[Records from a data collection]
______

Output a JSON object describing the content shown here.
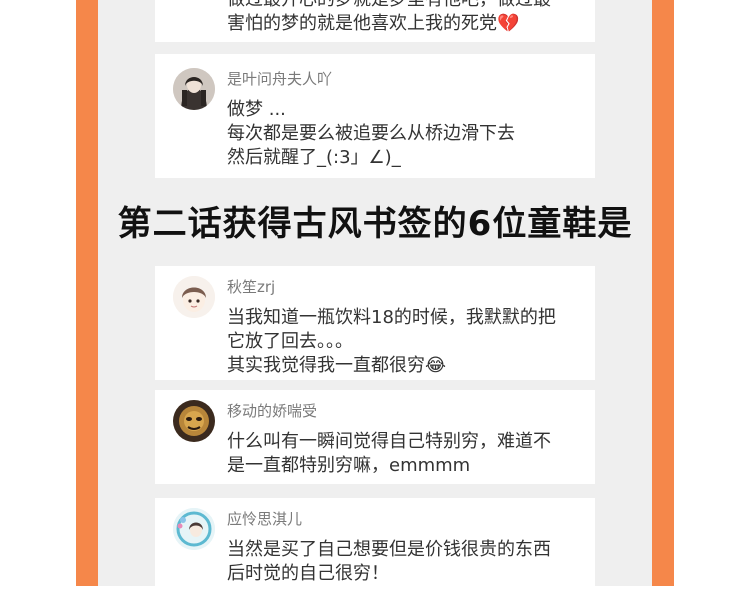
{
  "colors": {
    "stripe": "#f5874a",
    "panel": "#efefef",
    "card": "#ffffff"
  },
  "comments_top": [
    {
      "id": "c0",
      "username": "",
      "lines": [
        "做过最开心的梦就是梦里有他吧，做过最",
        "害怕的梦的就是他喜欢上我的死党"
      ],
      "emoji": "💔"
    },
    {
      "id": "c1",
      "username": "是叶问舟夫人吖",
      "lines": [
        "做梦 ...",
        "每次都是要么被追要么从桥边滑下去",
        "然后就醒了_(:3」∠)_"
      ]
    }
  ],
  "headline": "第二话获得古风书签的6位童鞋是",
  "comments_bottom": [
    {
      "id": "c2",
      "username": "秋笙zrj",
      "lines": [
        "当我知道一瓶饮料18的时候，我默默的把",
        "它放了回去。。。",
        "其实我觉得我一直都很穷"
      ],
      "emoji": "😂"
    },
    {
      "id": "c3",
      "username": "移动的娇喘受",
      "lines": [
        "什么叫有一瞬间觉得自己特别穷，难道不",
        "是一直都特别穷嘛，emmmm"
      ]
    },
    {
      "id": "c4",
      "username": "应怜思淇儿",
      "lines": [
        "当然是买了自己想要但是价钱很贵的东西",
        "后时觉的自己很穷！"
      ]
    }
  ]
}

______

TO BE DONE
Leave the pictures out, and transcribe each of the records exactly.

EXERCISE RESPONSE
Output a JSON object describing the content shown here.
{
  "colors": {
    "stripe": "#f5874a",
    "panel": "#efefef",
    "card": "#ffffff"
  },
  "comments_top": [
    {
      "id": "c0",
      "username": "",
      "lines": [
        "做过最开心的梦就是梦里有他吧，做过最",
        "害怕的梦的就是他喜欢上我的死党"
      ],
      "emoji": "💔"
    },
    {
      "id": "c1",
      "username": "是叶问舟夫人吖",
      "lines": [
        "做梦 ...",
        "每次都是要么被追要么从桥边滑下去",
        "然后就醒了_(:3」∠)_"
      ]
    }
  ],
  "headline": "第二话获得古风书签的6位童鞋是",
  "comments_bottom": [
    {
      "id": "c2",
      "username": "秋笙zrj",
      "lines": [
        "当我知道一瓶饮料18的时候，我默默的把",
        "它放了回去。。。",
        "其实我觉得我一直都很穷"
      ],
      "emoji": "😂"
    },
    {
      "id": "c3",
      "username": "移动的娇喘受",
      "lines": [
        "什么叫有一瞬间觉得自己特别穷，难道不",
        "是一直都特别穷嘛，emmmm"
      ]
    },
    {
      "id": "c4",
      "username": "应怜思淇儿",
      "lines": [
        "当然是买了自己想要但是价钱很贵的东西",
        "后时觉的自己很穷！"
      ]
    }
  ]
}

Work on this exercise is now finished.